Reproduce the rows word for word, starting with the first row and ending with the line that contains "toc-entry[interactable] bbox=[114, 340, 742, 388]", including that line.

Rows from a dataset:
----------------
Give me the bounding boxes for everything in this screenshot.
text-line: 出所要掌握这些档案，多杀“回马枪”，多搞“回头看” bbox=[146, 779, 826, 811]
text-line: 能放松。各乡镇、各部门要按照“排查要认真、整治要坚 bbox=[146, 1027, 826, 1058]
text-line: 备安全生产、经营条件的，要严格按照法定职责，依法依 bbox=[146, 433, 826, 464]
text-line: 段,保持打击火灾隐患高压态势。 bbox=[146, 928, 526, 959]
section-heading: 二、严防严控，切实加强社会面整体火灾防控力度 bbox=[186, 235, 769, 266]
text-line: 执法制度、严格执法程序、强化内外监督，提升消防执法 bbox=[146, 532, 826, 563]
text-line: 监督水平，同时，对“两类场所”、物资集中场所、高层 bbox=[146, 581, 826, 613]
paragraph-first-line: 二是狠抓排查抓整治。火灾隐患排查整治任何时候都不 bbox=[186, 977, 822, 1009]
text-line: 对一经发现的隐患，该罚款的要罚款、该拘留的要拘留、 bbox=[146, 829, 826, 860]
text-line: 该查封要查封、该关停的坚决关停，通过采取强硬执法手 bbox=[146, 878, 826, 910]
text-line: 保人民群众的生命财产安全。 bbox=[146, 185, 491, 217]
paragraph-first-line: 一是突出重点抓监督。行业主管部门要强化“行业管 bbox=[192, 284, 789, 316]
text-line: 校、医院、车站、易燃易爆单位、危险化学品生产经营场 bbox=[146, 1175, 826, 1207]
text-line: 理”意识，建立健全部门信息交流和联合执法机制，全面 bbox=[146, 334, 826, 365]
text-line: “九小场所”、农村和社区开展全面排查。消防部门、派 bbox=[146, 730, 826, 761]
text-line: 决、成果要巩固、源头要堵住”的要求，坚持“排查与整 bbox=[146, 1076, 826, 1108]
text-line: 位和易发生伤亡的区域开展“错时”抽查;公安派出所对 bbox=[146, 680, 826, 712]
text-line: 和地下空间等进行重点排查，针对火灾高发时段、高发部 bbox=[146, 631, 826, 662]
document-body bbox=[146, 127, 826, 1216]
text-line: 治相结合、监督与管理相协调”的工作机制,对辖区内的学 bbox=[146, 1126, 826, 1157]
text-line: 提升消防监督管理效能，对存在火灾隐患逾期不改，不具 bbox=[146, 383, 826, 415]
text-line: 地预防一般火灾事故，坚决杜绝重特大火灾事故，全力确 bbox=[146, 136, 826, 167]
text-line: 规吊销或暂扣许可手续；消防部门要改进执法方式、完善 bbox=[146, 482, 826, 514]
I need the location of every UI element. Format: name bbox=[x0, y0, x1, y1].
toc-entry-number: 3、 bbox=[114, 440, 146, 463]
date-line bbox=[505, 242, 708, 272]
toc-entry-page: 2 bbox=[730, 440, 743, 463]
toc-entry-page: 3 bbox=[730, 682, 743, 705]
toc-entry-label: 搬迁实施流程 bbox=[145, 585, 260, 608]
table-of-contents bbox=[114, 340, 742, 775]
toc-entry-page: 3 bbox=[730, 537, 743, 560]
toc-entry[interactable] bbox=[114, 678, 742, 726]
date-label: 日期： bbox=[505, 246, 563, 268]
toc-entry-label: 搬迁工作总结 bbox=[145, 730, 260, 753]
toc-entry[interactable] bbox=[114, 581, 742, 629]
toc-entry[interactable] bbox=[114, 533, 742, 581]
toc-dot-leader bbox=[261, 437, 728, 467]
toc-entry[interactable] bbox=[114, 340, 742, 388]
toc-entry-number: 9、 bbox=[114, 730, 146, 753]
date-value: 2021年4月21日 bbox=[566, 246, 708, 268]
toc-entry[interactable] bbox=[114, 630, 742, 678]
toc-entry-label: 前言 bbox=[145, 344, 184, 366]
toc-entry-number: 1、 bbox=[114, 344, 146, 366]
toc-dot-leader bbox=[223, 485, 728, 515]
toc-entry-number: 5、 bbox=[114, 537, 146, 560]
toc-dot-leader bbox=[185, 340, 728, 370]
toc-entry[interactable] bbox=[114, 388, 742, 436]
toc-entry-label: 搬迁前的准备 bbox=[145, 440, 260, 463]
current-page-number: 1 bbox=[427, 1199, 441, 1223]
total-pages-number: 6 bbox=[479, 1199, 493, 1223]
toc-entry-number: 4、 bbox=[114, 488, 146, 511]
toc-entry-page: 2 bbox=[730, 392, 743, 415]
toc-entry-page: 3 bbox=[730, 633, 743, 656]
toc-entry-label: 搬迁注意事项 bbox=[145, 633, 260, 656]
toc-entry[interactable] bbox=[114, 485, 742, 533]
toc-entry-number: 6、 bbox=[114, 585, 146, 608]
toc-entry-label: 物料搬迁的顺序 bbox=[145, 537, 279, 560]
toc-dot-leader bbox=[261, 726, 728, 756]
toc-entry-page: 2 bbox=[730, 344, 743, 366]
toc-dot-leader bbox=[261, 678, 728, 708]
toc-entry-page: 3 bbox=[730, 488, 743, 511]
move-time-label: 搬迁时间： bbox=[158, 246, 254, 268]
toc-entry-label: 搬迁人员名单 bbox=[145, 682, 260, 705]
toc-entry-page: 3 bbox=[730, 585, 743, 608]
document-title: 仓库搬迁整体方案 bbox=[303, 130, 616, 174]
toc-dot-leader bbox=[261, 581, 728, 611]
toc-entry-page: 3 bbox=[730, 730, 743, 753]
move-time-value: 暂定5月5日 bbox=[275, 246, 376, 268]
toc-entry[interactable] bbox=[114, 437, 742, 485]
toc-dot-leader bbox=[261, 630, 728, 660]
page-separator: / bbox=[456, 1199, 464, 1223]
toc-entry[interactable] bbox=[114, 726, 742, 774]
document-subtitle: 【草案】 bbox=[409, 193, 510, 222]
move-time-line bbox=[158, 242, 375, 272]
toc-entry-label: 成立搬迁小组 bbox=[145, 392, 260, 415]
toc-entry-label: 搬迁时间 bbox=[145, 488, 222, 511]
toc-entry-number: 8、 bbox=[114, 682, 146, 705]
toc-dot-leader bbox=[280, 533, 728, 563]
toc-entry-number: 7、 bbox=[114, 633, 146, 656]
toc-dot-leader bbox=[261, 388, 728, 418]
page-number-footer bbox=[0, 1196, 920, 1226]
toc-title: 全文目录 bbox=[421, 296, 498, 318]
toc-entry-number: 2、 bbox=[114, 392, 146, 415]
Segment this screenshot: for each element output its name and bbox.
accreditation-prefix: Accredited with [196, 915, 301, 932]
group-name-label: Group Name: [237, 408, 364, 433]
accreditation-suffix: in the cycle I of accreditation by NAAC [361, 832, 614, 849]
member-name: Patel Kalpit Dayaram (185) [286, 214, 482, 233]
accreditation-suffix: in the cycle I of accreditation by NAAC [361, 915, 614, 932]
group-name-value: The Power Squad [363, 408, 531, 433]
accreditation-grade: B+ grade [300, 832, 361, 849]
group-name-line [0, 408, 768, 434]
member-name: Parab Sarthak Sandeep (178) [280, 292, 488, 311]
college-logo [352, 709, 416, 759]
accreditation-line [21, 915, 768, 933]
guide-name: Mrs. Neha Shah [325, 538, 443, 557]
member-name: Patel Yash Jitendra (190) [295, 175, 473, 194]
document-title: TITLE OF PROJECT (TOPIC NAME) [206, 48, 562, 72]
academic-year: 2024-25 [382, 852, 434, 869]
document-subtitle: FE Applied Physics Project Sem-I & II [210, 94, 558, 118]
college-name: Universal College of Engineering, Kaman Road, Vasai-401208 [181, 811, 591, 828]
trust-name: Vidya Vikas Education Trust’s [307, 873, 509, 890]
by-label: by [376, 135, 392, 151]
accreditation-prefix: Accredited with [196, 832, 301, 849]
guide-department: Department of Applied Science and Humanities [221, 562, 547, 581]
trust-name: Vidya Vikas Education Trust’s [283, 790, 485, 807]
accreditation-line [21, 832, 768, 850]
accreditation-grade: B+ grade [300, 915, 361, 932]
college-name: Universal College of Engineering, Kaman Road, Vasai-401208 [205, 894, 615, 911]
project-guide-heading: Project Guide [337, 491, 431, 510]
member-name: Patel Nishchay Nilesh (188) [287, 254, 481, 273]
----------------
● **EXERCISE SOLUTION**:
Give me the bounding boxes for everything in this screenshot.
text-line: 出所要掌握这些档案，多杀“回马枪”，多搞“回头看” bbox=[146, 779, 826, 811]
text-line: 能放松。各乡镇、各部门要按照“排查要认真、整治要坚 bbox=[146, 1027, 826, 1058]
text-line: 备安全生产、经营条件的，要严格按照法定职责，依法依 bbox=[146, 433, 826, 464]
text-line: 段,保持打击火灾隐患高压态势。 bbox=[146, 928, 526, 959]
section-heading: 二、严防严控，切实加强社会面整体火灾防控力度 bbox=[186, 235, 769, 266]
text-line: 执法制度、严格执法程序、强化内外监督，提升消防执法 bbox=[146, 532, 826, 563]
text-line: 监督水平，同时，对“两类场所”、物资集中场所、高层 bbox=[146, 581, 826, 613]
paragraph-first-line: 二是狠抓排查抓整治。火灾隐患排查整治任何时候都不 bbox=[186, 977, 822, 1009]
text-line: 对一经发现的隐患，该罚款的要罚款、该拘留的要拘留、 bbox=[146, 829, 826, 860]
text-line: 该查封要查封、该关停的坚决关停，通过采取强硬执法手 bbox=[146, 878, 826, 910]
text-line: 保人民群众的生命财产安全。 bbox=[146, 185, 491, 217]
paragraph-first-line: 一是突出重点抓监督。行业主管部门要强化“行业管 bbox=[192, 284, 789, 316]
text-line: 校、医院、车站、易燃易爆单位、危险化学品生产经营场 bbox=[146, 1175, 826, 1207]
text-line: 理”意识，建立健全部门信息交流和联合执法机制，全面 bbox=[146, 334, 826, 365]
text-line: “九小场所”、农村和社区开展全面排查。消防部门、派 bbox=[146, 730, 826, 761]
text-line: 决、成果要巩固、源头要堵住”的要求，坚持“排查与整 bbox=[146, 1076, 826, 1108]
text-line: 位和易发生伤亡的区域开展“错时”抽查;公安派出所对 bbox=[146, 680, 826, 712]
text-line: 和地下空间等进行重点排查，针对火灾高发时段、高发部 bbox=[146, 631, 826, 662]
document-body bbox=[146, 127, 826, 1216]
text-line: 治相结合、监督与管理相协调”的工作机制,对辖区内的学 bbox=[146, 1126, 826, 1157]
text-line: 提升消防监督管理效能，对存在火灾隐患逾期不改，不具 bbox=[146, 383, 826, 415]
text-line: 地预防一般火灾事故，坚决杜绝重特大火灾事故，全力确 bbox=[146, 136, 826, 167]
text-line: 规吊销或暂扣许可手续；消防部门要改进执法方式、完善 bbox=[146, 482, 826, 514]
I need the location of every UI element. Format: name bbox=[x0, y0, x1, y1].
toc-entry-number: 3、 bbox=[114, 440, 146, 463]
date-line bbox=[505, 242, 708, 272]
toc-entry-page: 2 bbox=[730, 440, 743, 463]
toc-entry-page: 3 bbox=[730, 682, 743, 705]
toc-entry-label: 搬迁实施流程 bbox=[145, 585, 260, 608]
table-of-contents bbox=[114, 340, 742, 775]
toc-entry-page: 3 bbox=[730, 537, 743, 560]
toc-entry[interactable] bbox=[114, 678, 742, 726]
date-label: 日期： bbox=[505, 246, 563, 268]
toc-entry-label: 搬迁工作总结 bbox=[145, 730, 260, 753]
toc-entry[interactable] bbox=[114, 581, 742, 629]
toc-entry[interactable] bbox=[114, 533, 742, 581]
toc-dot-leader bbox=[261, 437, 728, 467]
toc-entry[interactable] bbox=[114, 340, 742, 388]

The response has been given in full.